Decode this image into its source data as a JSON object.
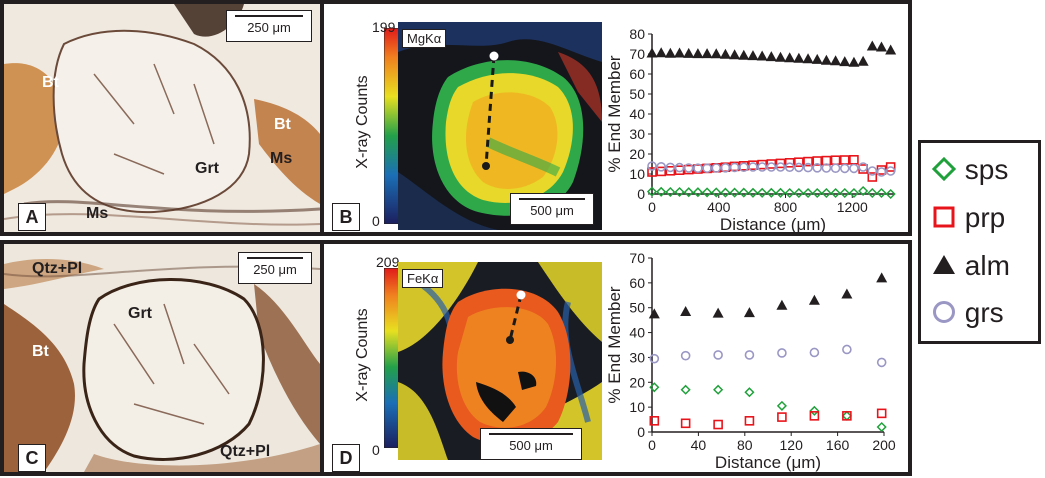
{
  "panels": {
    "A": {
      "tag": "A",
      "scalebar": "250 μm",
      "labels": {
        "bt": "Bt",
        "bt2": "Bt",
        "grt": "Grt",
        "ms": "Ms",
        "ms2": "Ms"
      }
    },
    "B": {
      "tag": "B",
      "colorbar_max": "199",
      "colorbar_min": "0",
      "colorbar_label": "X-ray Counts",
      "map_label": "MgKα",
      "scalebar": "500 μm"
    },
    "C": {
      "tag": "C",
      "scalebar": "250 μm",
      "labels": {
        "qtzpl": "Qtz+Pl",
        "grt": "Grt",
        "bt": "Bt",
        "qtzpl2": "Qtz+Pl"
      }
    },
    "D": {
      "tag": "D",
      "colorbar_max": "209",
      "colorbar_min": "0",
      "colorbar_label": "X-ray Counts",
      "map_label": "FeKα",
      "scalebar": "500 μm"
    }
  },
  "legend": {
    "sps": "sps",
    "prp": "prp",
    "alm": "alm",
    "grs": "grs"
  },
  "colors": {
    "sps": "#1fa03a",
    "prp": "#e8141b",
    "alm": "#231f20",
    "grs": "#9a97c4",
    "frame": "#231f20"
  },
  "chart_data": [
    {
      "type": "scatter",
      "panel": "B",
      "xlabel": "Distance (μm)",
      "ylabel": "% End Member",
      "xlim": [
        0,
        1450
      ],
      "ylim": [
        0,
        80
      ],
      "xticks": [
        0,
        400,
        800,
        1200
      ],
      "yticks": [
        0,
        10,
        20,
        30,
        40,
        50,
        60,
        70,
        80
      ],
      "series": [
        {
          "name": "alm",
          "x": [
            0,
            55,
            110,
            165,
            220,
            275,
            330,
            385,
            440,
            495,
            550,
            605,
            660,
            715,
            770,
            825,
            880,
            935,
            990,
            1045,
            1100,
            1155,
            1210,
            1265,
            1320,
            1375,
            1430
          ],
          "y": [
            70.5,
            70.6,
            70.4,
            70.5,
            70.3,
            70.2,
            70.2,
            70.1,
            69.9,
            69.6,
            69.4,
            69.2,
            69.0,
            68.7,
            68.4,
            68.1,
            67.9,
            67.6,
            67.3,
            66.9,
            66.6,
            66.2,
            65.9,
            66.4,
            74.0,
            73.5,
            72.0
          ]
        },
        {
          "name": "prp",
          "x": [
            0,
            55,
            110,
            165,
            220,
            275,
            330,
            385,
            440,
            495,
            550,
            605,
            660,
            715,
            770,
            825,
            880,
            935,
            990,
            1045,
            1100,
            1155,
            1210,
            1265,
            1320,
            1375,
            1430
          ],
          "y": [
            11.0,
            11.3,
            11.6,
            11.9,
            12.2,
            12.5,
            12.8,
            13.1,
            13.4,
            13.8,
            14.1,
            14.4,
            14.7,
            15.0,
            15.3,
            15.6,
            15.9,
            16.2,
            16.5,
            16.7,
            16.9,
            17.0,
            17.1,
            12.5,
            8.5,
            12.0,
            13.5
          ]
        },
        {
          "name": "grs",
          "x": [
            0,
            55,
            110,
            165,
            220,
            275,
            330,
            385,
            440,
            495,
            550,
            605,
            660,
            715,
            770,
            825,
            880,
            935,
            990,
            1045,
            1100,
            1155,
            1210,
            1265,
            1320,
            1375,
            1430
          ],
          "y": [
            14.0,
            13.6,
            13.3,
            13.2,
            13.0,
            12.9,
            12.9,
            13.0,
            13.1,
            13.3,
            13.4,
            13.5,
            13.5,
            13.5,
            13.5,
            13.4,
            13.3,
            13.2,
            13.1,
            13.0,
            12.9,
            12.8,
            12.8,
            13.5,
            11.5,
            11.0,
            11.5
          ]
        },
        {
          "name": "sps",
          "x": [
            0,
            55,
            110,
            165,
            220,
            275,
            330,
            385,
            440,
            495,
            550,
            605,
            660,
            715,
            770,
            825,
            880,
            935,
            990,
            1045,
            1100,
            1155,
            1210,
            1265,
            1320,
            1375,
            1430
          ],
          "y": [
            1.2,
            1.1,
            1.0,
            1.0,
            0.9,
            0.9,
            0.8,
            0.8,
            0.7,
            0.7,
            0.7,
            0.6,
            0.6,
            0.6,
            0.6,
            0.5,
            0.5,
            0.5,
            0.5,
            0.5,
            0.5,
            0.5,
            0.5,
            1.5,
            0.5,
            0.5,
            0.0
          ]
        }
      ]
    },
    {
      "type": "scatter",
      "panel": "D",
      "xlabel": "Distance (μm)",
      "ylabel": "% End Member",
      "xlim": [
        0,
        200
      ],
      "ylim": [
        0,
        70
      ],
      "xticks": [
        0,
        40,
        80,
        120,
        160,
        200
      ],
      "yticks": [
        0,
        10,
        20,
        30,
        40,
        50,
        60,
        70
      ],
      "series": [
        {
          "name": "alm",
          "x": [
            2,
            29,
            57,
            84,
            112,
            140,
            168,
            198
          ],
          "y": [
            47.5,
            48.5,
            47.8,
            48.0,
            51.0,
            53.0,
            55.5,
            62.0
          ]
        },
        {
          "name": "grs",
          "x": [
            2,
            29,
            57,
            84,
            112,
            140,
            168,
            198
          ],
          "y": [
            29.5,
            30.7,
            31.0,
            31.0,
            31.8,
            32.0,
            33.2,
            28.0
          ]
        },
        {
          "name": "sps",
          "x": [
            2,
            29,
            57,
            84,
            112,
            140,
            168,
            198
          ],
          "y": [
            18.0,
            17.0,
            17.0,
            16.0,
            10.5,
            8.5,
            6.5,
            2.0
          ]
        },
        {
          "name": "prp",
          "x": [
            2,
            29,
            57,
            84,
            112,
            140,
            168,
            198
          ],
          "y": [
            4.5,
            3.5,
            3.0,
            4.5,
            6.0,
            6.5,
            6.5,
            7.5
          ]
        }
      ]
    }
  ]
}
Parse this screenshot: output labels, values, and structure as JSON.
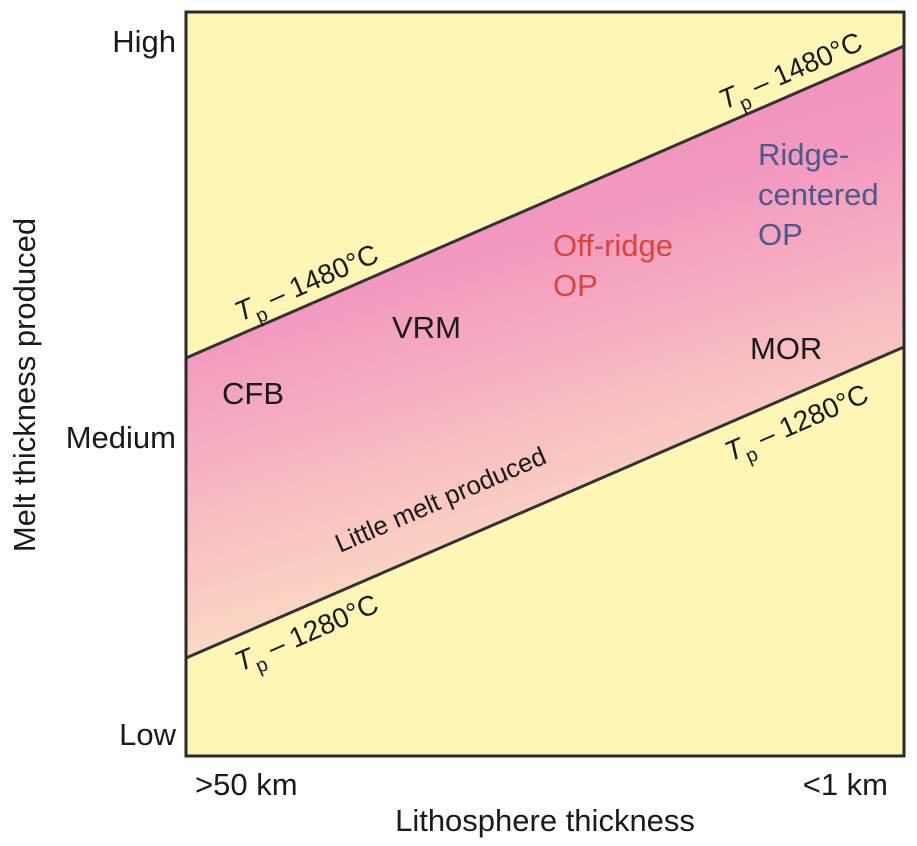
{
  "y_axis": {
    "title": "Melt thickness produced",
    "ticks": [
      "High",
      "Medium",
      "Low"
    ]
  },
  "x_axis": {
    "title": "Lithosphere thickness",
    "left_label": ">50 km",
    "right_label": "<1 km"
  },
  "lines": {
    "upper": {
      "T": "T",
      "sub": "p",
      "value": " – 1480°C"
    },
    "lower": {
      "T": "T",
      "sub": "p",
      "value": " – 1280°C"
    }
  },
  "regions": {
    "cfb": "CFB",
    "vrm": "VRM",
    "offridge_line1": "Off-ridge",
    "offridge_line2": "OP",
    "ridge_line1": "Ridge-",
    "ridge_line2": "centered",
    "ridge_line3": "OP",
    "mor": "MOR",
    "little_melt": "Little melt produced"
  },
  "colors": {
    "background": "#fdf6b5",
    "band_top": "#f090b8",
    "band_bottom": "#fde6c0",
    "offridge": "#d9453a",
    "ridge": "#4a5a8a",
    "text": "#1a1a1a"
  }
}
■ ■ ■ ■ ■
Job » Go through the records above, find every line with the word "title", and list those lines.

Solution to this task »
    "title": "Melt thickness produced",
    "title": "Lithosphere thickness",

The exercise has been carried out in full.